***** THE RECORDS *****

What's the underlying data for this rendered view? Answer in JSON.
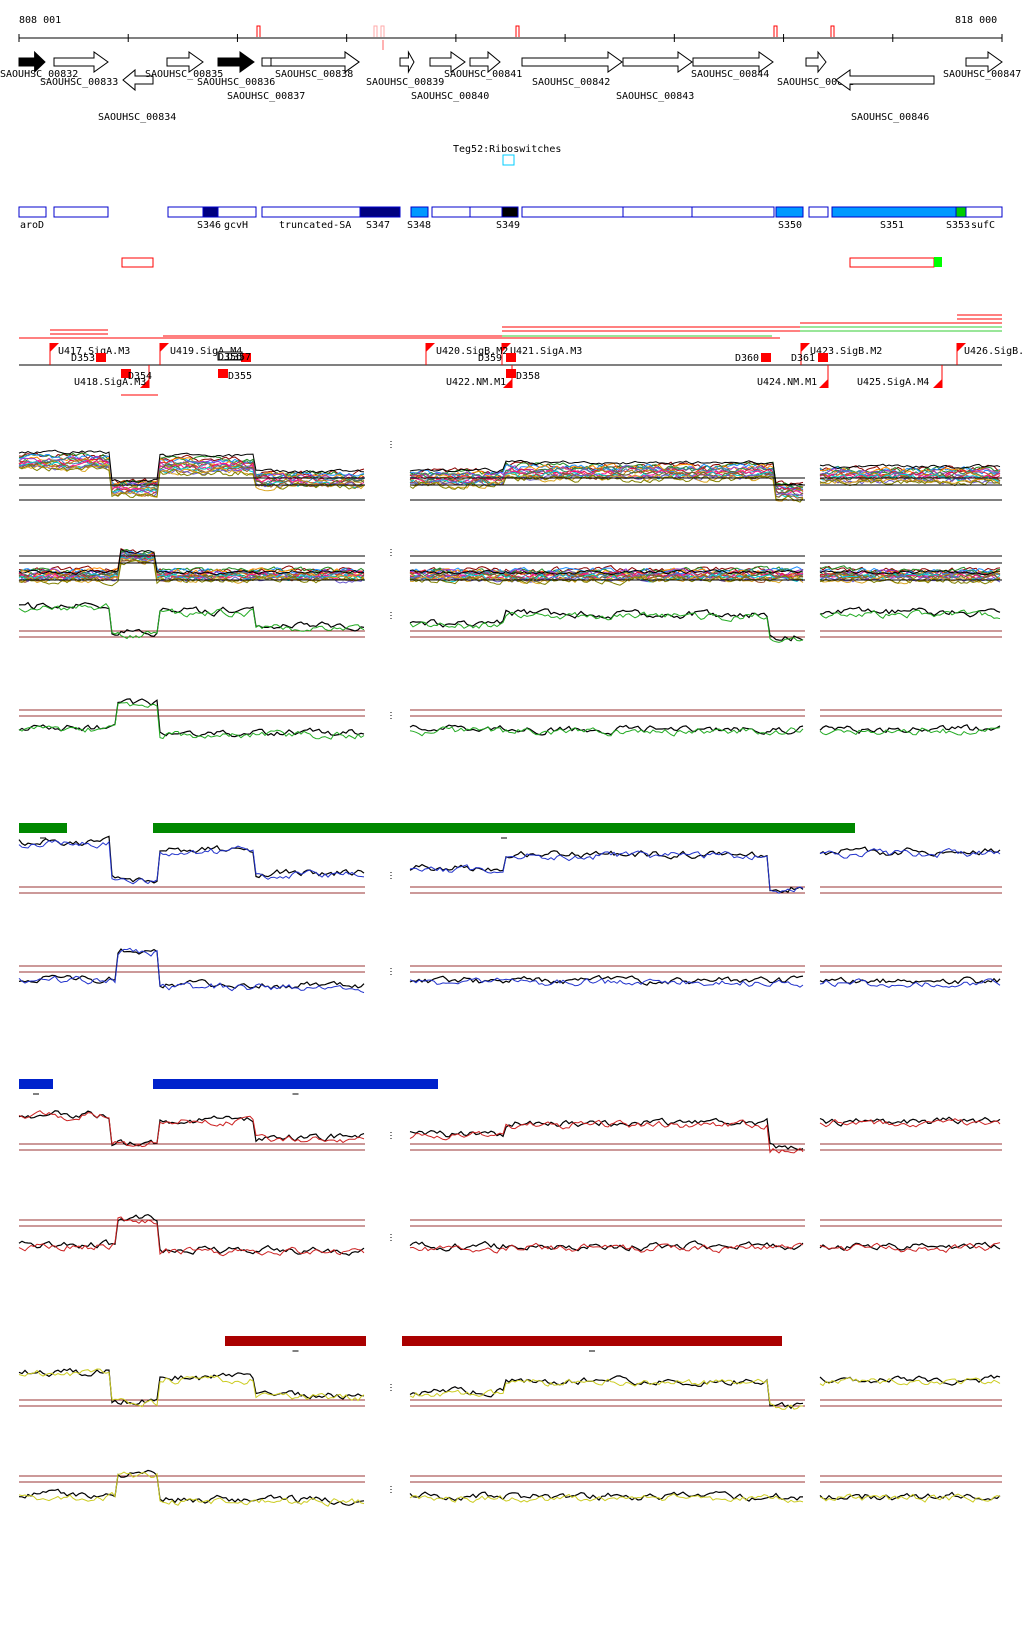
{
  "coords": {
    "start": "808 001",
    "end": "818 000"
  },
  "genes_top": [
    {
      "label": "SAOUHSC_00832"
    },
    {
      "label": "SAOUHSC_00833"
    },
    {
      "label": "SAOUHSC_00834"
    },
    {
      "label": "SAOUHSC_00835"
    },
    {
      "label": "SAOUHSC_00836"
    },
    {
      "label": "SAOUHSC_00837"
    },
    {
      "label": "SAOUHSC_00838"
    },
    {
      "label": "SAOUHSC_00839"
    },
    {
      "label": "SAOUHSC_00840"
    },
    {
      "label": "SAOUHSC_00841"
    },
    {
      "label": "SAOUHSC_00842"
    },
    {
      "label": "SAOUHSC_00843"
    },
    {
      "label": "SAOUHSC_00844"
    },
    {
      "label": "SAOUHSC_00845"
    },
    {
      "label": "SAOUHSC_00846"
    },
    {
      "label": "SAOUHSC_00847"
    }
  ],
  "riboswitch": {
    "label": "Teg52:Riboswitches"
  },
  "feature_track": [
    {
      "label": "aroD"
    },
    {
      "label": "S346"
    },
    {
      "label": "gcvH"
    },
    {
      "label": "truncated-SA"
    },
    {
      "label": "S347"
    },
    {
      "label": "S348"
    },
    {
      "label": "S349"
    },
    {
      "label": "S350"
    },
    {
      "label": "S351"
    },
    {
      "label": "S353"
    },
    {
      "label": "sufC"
    }
  ],
  "promoters": [
    {
      "label": "U417.SigA.M3"
    },
    {
      "label": "U418.SigA.M3"
    },
    {
      "label": "U419.SigA.M4"
    },
    {
      "label": "U420.SigB.M2"
    },
    {
      "label": "U421.SigA.M3"
    },
    {
      "label": "U422.NM.M1"
    },
    {
      "label": "U423.SigB.M2"
    },
    {
      "label": "U424.NM.M1"
    },
    {
      "label": "U425.SigA.M4"
    },
    {
      "label": "U426.SigB."
    }
  ],
  "terminators": [
    {
      "label": "D353"
    },
    {
      "label": "D354"
    },
    {
      "label": "D355"
    },
    {
      "label": "D356"
    },
    {
      "label": "D357"
    },
    {
      "label": "D358"
    },
    {
      "label": "D359"
    },
    {
      "label": "D360"
    },
    {
      "label": "D361"
    }
  ],
  "colors": {
    "gene_fill": "#000000",
    "feature_outline": "#0000cc",
    "feature_dark": "#000080",
    "feature_light": "#0099ff",
    "feature_green": "#00cc00",
    "promoter_red": "#ff0000",
    "green_bar": "#008800",
    "blue_bar": "#0022cc",
    "red_bar": "#aa0000",
    "threshold_line": "#993333"
  },
  "icons": {
    "promoter_marker": "flag-icon",
    "terminator_marker": "square-icon"
  }
}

*****

_WHAT IS NEEDED_
Look for the string "SigA" in the records, and copy every line where it is found.

_ANSWER SPACE_
      "label": "U417.SigA.M3"
      "label": "U418.SigA.M3"
      "label": "U419.SigA.M4"
      "label": "U421.SigA.M3"
      "label": "U425.SigA.M4"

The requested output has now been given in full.